Stated exercise |
Scan the material below for the string "qitish", and copy every line where it shows up.

Stored items |

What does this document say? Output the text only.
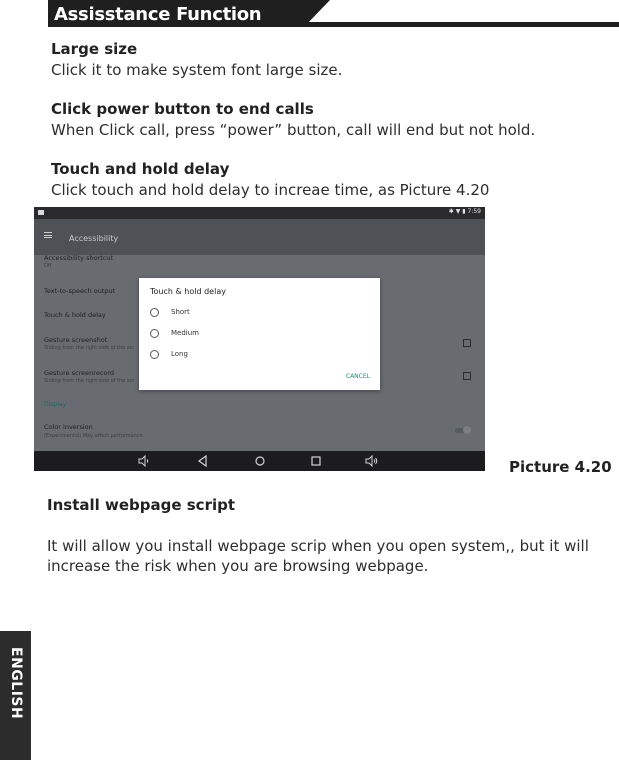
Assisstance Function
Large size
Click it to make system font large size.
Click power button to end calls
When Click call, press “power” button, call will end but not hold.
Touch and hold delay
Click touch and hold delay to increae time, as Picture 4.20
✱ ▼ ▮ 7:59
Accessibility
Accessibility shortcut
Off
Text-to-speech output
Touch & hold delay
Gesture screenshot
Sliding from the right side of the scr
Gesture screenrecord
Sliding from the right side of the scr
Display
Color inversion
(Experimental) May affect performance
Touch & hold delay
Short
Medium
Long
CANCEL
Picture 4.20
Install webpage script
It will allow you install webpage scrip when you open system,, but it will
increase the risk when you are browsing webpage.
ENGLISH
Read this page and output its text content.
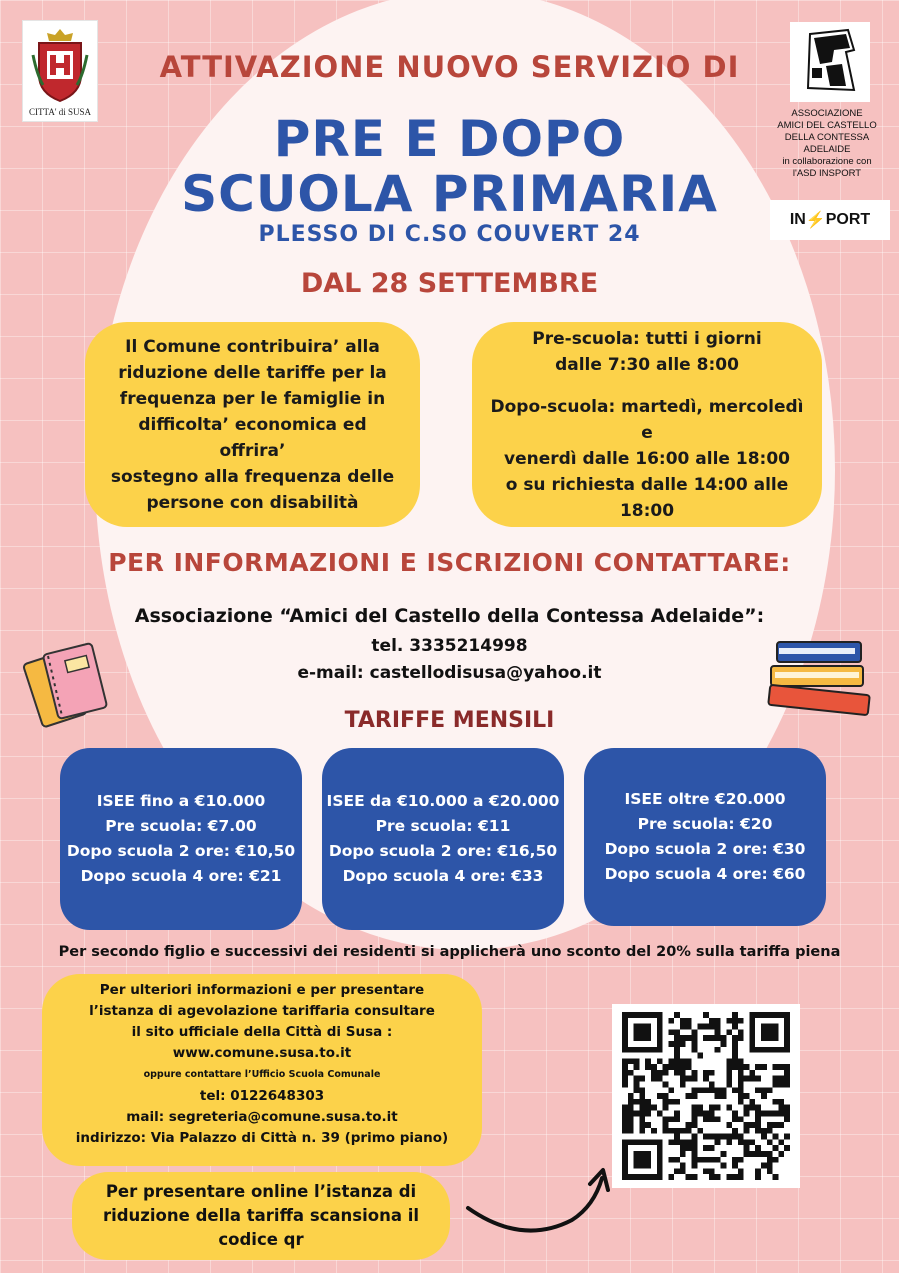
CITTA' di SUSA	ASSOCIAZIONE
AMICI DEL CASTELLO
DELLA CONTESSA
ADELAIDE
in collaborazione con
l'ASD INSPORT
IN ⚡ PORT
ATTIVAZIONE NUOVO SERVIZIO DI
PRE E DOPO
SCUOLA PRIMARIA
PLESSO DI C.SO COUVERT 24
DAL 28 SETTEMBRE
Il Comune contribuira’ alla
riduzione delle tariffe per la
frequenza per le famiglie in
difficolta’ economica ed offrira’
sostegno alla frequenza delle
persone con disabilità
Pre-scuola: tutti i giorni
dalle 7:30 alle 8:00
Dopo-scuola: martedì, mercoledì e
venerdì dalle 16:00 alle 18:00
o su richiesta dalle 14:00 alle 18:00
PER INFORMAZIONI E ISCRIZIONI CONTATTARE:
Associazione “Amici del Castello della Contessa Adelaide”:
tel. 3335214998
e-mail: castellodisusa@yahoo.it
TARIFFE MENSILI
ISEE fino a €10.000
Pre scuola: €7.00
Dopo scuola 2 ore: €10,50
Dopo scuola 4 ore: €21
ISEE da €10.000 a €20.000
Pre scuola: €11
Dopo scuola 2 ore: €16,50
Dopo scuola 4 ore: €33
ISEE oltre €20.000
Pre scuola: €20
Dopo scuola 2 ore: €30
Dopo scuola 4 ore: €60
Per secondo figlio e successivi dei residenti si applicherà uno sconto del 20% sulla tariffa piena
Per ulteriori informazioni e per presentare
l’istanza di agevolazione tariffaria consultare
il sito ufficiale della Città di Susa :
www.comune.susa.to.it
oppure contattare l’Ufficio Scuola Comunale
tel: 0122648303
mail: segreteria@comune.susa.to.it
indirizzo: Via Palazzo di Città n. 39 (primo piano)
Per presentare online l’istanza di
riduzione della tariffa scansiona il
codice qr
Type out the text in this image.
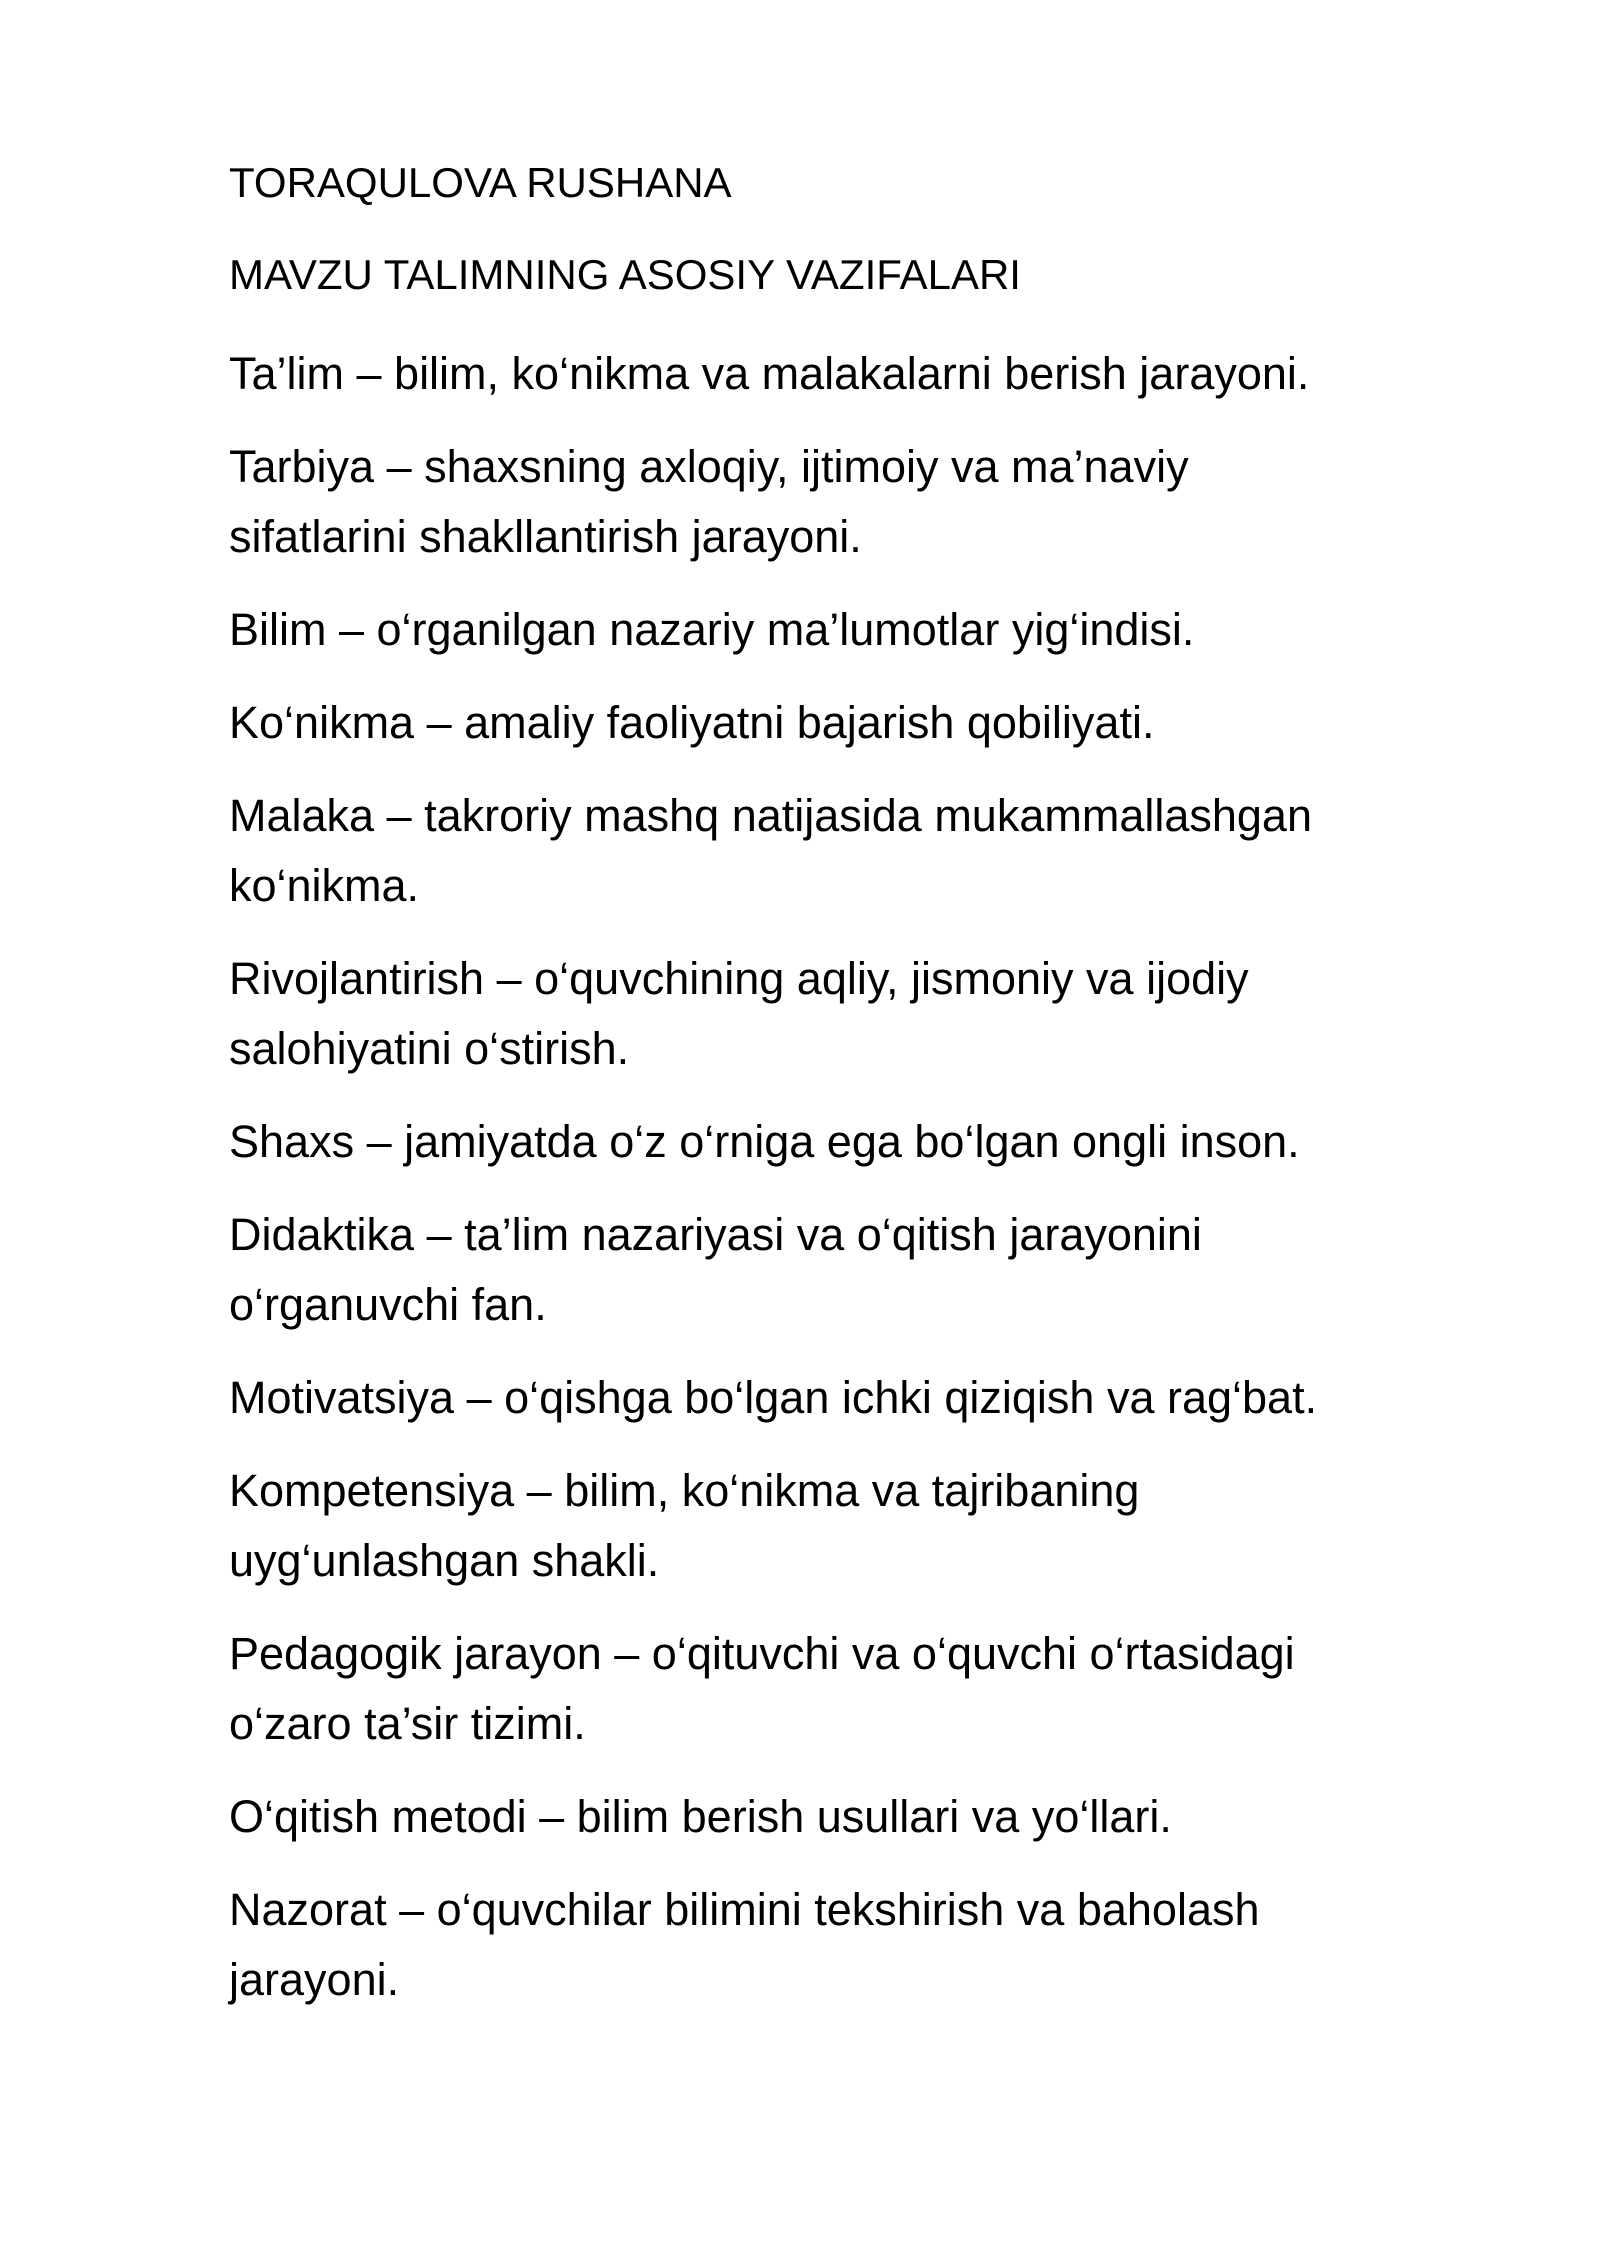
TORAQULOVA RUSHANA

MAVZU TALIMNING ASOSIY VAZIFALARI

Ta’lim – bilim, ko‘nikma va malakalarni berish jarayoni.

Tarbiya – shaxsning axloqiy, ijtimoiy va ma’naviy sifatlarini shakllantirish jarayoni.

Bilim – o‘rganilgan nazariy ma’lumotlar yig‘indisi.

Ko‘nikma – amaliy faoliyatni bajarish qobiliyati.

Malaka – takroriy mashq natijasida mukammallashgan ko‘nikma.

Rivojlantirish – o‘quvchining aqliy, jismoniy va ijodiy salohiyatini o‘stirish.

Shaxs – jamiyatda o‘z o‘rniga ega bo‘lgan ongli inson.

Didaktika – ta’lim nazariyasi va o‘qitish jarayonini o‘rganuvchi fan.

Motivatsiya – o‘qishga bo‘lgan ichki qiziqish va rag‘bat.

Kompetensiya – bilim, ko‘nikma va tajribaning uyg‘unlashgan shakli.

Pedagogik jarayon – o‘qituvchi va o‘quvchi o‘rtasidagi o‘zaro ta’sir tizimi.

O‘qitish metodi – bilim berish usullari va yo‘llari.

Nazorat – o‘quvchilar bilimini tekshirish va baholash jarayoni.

Exercise solution |
Didaktika – ta’lim nazariyasi va o‘qitish jarayonini o‘rganuvchi fan.
O‘qitish metodi – bilim berish usullari va yo‘llari.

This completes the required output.